▸ YOUR INSTRUCTIONS:
Collect every line below that contains the word "ſignificat".

▸ DATA EXTRACT:
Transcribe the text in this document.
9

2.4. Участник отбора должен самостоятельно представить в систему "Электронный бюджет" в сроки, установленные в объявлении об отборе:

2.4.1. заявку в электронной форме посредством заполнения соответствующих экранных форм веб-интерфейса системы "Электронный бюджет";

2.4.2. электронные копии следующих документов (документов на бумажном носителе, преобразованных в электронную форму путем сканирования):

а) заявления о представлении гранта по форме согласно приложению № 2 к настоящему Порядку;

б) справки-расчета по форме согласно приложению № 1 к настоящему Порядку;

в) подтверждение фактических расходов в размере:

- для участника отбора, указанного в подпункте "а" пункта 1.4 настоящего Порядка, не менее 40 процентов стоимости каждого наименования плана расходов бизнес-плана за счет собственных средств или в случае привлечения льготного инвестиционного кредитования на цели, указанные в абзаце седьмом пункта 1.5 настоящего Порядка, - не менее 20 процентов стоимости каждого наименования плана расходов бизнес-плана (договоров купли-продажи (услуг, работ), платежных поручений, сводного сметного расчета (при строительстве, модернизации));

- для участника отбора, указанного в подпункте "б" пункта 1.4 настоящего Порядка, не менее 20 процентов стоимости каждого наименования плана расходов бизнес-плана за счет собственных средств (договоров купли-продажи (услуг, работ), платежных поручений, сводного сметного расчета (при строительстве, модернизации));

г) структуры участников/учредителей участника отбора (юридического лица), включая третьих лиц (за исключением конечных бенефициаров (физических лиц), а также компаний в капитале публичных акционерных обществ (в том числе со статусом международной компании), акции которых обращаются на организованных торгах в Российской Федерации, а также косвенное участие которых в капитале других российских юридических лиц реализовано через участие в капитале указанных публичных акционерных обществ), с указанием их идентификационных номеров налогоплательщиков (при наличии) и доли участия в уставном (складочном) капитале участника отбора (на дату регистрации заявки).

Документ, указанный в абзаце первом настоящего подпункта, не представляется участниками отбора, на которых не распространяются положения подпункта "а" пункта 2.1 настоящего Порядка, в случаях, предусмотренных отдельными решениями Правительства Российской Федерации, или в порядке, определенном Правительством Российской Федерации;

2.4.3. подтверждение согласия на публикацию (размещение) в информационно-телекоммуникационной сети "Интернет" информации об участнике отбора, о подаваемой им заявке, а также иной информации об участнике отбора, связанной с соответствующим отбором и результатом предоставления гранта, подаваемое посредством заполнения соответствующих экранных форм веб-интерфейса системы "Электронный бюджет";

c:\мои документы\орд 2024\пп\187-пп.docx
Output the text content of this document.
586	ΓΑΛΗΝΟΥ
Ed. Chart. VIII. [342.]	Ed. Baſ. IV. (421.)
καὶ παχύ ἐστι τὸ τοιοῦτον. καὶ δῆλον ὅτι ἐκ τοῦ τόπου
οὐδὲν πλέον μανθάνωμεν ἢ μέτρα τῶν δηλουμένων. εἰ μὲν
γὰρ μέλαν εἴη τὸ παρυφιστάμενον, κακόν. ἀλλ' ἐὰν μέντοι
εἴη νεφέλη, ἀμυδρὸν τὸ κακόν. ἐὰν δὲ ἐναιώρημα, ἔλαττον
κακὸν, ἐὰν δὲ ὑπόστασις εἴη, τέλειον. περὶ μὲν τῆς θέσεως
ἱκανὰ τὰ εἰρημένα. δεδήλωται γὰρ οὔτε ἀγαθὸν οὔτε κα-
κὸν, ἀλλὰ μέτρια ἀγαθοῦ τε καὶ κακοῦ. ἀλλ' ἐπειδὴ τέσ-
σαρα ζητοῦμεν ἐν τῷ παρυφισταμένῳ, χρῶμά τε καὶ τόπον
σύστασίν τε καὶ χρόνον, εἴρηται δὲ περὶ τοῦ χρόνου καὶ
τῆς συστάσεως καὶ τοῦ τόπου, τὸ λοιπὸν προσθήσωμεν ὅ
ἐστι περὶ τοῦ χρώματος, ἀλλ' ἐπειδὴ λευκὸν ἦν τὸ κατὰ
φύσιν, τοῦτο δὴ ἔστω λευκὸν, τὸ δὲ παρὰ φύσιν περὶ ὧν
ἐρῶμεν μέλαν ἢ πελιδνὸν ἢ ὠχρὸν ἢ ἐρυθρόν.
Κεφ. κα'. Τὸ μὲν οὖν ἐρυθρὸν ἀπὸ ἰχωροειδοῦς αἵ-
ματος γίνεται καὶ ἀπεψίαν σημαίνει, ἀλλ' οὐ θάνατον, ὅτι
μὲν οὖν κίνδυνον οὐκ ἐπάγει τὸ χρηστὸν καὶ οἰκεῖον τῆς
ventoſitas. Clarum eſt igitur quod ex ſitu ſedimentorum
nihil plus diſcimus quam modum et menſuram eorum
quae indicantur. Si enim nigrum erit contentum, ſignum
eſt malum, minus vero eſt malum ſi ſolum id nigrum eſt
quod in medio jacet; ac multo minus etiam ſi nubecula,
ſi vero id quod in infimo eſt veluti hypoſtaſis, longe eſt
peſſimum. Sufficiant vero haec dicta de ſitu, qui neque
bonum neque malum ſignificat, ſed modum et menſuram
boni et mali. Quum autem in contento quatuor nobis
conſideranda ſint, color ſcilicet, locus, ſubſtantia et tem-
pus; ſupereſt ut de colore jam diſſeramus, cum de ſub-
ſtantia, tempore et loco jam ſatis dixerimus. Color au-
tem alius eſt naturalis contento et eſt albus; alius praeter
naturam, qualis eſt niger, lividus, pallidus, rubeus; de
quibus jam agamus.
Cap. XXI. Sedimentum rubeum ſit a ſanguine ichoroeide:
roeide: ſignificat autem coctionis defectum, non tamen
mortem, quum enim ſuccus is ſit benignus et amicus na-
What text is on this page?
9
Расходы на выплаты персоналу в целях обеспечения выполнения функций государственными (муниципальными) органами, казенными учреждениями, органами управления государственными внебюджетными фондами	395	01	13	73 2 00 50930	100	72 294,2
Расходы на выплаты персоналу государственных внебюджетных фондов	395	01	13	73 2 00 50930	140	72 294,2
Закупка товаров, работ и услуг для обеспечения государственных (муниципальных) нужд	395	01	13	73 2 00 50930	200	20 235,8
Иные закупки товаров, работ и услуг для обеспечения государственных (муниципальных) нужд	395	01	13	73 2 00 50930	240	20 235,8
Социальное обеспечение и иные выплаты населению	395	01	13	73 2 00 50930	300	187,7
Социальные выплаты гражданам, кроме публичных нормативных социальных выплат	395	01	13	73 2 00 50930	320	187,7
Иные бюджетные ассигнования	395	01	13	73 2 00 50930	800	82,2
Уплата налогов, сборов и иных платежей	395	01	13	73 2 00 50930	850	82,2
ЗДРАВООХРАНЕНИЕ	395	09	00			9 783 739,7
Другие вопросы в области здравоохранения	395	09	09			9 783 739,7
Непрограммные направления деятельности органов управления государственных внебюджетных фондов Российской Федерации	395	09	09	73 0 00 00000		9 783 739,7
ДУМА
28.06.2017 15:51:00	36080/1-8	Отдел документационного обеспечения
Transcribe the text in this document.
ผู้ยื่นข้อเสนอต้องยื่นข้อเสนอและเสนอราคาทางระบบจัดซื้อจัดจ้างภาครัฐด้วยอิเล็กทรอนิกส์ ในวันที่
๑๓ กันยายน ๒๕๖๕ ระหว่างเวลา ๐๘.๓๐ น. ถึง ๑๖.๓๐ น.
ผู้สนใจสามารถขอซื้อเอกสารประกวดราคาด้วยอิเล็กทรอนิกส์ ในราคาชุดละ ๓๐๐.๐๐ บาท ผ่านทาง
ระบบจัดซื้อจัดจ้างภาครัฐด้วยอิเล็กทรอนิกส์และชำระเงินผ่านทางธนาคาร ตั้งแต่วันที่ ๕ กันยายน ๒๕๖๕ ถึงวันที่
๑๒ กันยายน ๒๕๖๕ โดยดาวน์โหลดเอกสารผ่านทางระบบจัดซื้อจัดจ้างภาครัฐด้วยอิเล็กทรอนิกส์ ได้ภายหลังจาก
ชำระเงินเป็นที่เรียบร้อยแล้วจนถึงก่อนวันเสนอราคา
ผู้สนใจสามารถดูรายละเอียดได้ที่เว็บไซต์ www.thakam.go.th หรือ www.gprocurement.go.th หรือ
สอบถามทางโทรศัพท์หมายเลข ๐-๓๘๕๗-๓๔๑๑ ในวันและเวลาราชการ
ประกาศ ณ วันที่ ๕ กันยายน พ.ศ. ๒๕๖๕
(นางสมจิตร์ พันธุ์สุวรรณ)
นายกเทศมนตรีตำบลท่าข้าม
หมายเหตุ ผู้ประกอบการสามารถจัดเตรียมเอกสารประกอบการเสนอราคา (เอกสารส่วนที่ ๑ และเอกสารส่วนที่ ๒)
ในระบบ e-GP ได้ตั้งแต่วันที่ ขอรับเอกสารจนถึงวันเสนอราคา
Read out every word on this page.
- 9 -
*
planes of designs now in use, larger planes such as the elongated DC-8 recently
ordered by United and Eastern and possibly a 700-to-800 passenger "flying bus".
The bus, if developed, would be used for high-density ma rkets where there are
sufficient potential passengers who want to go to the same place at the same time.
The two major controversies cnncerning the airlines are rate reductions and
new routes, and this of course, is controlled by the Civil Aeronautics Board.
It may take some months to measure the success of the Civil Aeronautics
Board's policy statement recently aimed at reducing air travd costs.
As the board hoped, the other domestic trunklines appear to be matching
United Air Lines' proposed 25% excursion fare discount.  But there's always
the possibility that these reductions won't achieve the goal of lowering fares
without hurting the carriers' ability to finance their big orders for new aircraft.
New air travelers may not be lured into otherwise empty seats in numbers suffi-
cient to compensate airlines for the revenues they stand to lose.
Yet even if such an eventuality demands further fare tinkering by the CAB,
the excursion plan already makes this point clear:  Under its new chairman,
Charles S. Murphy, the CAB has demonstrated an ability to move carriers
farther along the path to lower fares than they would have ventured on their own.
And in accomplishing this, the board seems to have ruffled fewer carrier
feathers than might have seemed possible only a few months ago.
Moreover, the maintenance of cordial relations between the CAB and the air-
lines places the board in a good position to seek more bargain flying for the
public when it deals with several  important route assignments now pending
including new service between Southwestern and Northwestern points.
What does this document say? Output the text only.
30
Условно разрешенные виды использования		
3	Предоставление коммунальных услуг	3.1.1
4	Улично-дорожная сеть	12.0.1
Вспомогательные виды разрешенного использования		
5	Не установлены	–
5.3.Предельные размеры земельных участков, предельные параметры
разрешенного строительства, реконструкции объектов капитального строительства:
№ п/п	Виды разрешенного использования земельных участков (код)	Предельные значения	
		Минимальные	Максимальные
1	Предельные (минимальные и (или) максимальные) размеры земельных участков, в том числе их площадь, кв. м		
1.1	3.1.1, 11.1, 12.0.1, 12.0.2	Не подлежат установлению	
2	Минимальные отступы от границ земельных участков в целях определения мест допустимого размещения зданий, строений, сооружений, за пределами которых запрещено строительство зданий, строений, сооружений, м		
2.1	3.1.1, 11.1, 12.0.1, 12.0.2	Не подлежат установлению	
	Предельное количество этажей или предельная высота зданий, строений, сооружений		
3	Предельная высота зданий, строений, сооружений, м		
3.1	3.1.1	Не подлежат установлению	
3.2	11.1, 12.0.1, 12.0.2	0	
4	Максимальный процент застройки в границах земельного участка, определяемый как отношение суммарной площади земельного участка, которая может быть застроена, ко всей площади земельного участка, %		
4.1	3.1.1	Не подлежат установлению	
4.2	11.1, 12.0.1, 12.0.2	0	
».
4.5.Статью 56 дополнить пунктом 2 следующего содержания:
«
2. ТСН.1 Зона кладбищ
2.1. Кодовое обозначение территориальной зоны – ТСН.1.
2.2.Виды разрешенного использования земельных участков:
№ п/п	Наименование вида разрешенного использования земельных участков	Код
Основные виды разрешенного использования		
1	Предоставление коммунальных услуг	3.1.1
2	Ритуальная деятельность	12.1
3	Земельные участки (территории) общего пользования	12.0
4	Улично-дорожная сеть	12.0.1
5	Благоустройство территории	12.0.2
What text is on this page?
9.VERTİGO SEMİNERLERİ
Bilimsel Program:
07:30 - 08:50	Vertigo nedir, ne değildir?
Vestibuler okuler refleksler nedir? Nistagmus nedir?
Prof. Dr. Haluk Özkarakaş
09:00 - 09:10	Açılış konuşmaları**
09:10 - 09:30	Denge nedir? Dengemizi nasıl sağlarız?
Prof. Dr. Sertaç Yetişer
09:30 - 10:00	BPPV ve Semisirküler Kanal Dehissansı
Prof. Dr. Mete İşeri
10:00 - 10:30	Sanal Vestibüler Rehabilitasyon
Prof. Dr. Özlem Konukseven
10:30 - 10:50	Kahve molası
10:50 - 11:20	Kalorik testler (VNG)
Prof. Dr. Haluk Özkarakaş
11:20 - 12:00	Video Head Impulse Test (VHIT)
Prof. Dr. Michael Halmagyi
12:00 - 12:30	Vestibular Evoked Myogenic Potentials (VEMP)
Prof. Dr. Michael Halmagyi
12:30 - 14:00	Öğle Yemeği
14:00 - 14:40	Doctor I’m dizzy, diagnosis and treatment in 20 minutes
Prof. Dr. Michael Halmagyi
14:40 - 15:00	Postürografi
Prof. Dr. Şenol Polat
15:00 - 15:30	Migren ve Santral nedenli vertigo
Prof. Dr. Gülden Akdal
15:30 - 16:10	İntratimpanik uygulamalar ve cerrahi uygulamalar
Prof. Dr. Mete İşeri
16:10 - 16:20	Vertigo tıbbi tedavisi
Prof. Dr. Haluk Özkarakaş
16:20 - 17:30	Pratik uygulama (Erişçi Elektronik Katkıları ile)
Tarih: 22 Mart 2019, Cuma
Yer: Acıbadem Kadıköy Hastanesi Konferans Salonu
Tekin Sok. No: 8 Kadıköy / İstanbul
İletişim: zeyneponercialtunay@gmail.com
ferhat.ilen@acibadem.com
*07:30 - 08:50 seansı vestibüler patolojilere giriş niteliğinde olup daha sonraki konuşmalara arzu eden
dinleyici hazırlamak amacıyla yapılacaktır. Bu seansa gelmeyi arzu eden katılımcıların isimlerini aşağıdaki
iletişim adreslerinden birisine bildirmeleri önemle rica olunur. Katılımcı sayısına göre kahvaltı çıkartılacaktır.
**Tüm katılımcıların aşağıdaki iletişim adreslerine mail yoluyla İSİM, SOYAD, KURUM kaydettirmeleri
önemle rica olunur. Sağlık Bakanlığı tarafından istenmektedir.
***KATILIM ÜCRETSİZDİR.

▸ EXERCISE ANSWER:
bonum neque malum ſignificat, ſed modum et menſuram
roeide: ſignificat autem coctionis defectum, non tamen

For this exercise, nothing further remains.